GIVEN INFORMATION:

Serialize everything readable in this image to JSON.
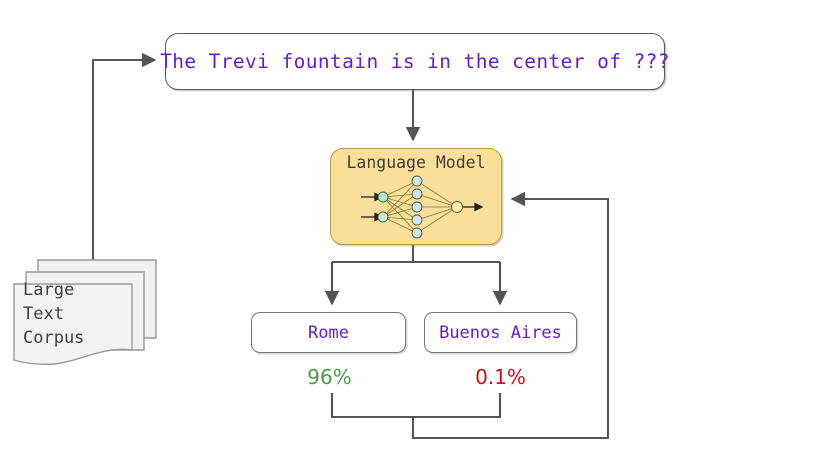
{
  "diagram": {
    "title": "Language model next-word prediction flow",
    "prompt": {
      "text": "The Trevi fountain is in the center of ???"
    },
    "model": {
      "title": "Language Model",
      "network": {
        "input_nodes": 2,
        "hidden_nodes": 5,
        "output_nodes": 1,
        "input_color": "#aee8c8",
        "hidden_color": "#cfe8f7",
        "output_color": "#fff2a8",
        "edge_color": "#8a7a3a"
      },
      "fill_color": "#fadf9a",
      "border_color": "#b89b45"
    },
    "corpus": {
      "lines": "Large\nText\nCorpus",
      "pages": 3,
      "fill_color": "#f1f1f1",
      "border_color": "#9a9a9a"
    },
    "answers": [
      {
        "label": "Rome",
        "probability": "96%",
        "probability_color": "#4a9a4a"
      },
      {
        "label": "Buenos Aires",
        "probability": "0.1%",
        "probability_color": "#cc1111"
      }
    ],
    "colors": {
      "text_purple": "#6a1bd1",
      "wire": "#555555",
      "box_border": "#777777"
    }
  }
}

DIRECTIVE: Reproduce the full listing faithfully, but do not carry over any pictures.

ANSWER FOR THIS EXERCISE:
Serialize everything readable in this image to JSON.
{
  "diagram": {
    "title": "Language model next-word prediction flow",
    "prompt": {
      "text": "The Trevi fountain is in the center of ???"
    },
    "model": {
      "title": "Language Model",
      "network": {
        "input_nodes": 2,
        "hidden_nodes": 5,
        "output_nodes": 1,
        "input_color": "#aee8c8",
        "hidden_color": "#cfe8f7",
        "output_color": "#fff2a8",
        "edge_color": "#8a7a3a"
      },
      "fill_color": "#fadf9a",
      "border_color": "#b89b45"
    },
    "corpus": {
      "lines": "Large\nText\nCorpus",
      "pages": 3,
      "fill_color": "#f1f1f1",
      "border_color": "#9a9a9a"
    },
    "answers": [
      {
        "label": "Rome",
        "probability": "96%",
        "probability_color": "#4a9a4a"
      },
      {
        "label": "Buenos Aires",
        "probability": "0.1%",
        "probability_color": "#cc1111"
      }
    ],
    "colors": {
      "text_purple": "#6a1bd1",
      "wire": "#555555",
      "box_border": "#777777"
    }
  }
}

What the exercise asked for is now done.